Task directions: Reproduce the records below exactly as they appear, omitting any pictures they contain.
########################################
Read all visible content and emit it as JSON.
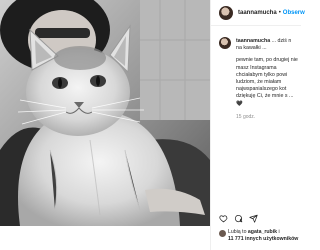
{
  "post": {
    "username": "taannamucha",
    "follow_label": "Obserw",
    "separator": "•",
    "caption_lines": [
      "... dziś n na kawałki ...",
      "pewnie tam, po drugiej nie masz Instagrama chciałabym tylko powi ludziom, że miałam najwspanialszego kot dziękuję Ci, że mnie s ..."
    ],
    "heart_glyph": "🖤",
    "time": "15 godz.",
    "likes_prefix": "Lubią to",
    "likes_user": "agata_rubik",
    "likes_suffix": "i",
    "likes_count": "11 771 innych użytkowników"
  },
  "icons": {
    "like": "heart-outline-icon",
    "comment": "comment-icon",
    "share": "share-icon"
  },
  "colors": {
    "accent": "#0095f6",
    "text": "#262626",
    "muted": "#8e8e8e"
  }
}
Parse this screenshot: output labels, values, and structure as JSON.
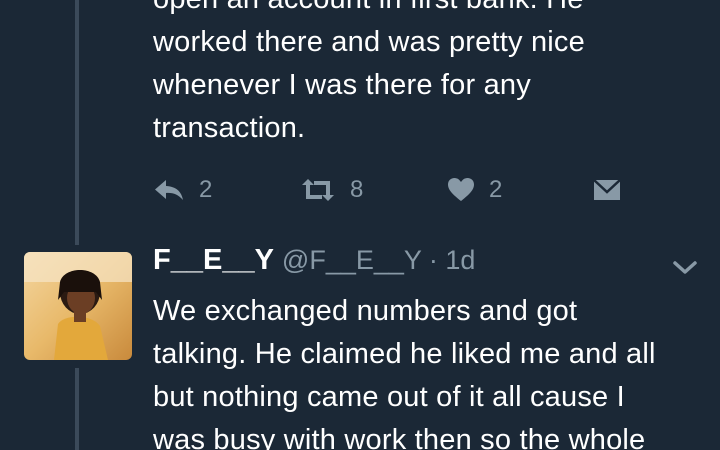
{
  "tweet_previous": {
    "text_lines": [
      "open an account in first bank. He",
      "worked there and was pretty nice",
      "whenever I was there for any",
      "transaction."
    ],
    "actions": {
      "reply": {
        "icon": "reply-icon",
        "count": "2"
      },
      "retweet": {
        "icon": "retweet-icon",
        "count": "8"
      },
      "like": {
        "icon": "heart-icon",
        "count": "2"
      },
      "message": {
        "icon": "envelope-icon"
      }
    }
  },
  "tweet_current": {
    "display_name": "F__E__Y",
    "meta": "@F__E__Y · 1d",
    "text_lines": [
      "We exchanged numbers and got",
      "talking. He claimed he liked me and all",
      "but nothing came out of it all cause I",
      "was busy with work then so the whole"
    ],
    "menu_icon": "chevron-down-icon"
  },
  "colors": {
    "background": "#1b2836",
    "text": "#ffffff",
    "muted": "#8899a6",
    "thread_line": "#3b4a5a"
  }
}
########################################
Task response:
Read all visible content and emit it as JSON.
{
  "post": {
    "username": "taannamucha",
    "follow_label": "Obserw",
    "separator": "•",
    "caption_lines": [
      "... dziś n na kawałki ...",
      "pewnie tam, po drugiej nie masz Instagrama chciałabym tylko powi ludziom, że miałam najwspanialszego kot dziękuję Ci, że mnie s ..."
    ],
    "heart_glyph": "🖤",
    "time": "15 godz.",
    "likes_prefix": "Lubią to",
    "likes_user": "agata_rubik",
    "likes_suffix": "i",
    "likes_count": "11 771 innych użytkowników"
  },
  "icons": {
    "like": "heart-outline-icon",
    "comment": "comment-icon",
    "share": "share-icon"
  },
  "colors": {
    "accent": "#0095f6",
    "text": "#262626",
    "muted": "#8e8e8e"
  }
}
Parse this screenshot: output labels, values, and structure as JSON.
{
  "tweet_previous": {
    "text_lines": [
      "open an account in first bank. He",
      "worked there and was pretty nice",
      "whenever I was there for any",
      "transaction."
    ],
    "actions": {
      "reply": {
        "icon": "reply-icon",
        "count": "2"
      },
      "retweet": {
        "icon": "retweet-icon",
        "count": "8"
      },
      "like": {
        "icon": "heart-icon",
        "count": "2"
      },
      "message": {
        "icon": "envelope-icon"
      }
    }
  },
  "tweet_current": {
    "display_name": "F__E__Y",
    "meta": "@F__E__Y · 1d",
    "text_lines": [
      "We exchanged numbers and got",
      "talking. He claimed he liked me and all",
      "but nothing came out of it all cause I",
      "was busy with work then so the whole"
    ],
    "menu_icon": "chevron-down-icon"
  },
  "colors": {
    "background": "#1b2836",
    "text": "#ffffff",
    "muted": "#8899a6",
    "thread_line": "#3b4a5a"
  }
}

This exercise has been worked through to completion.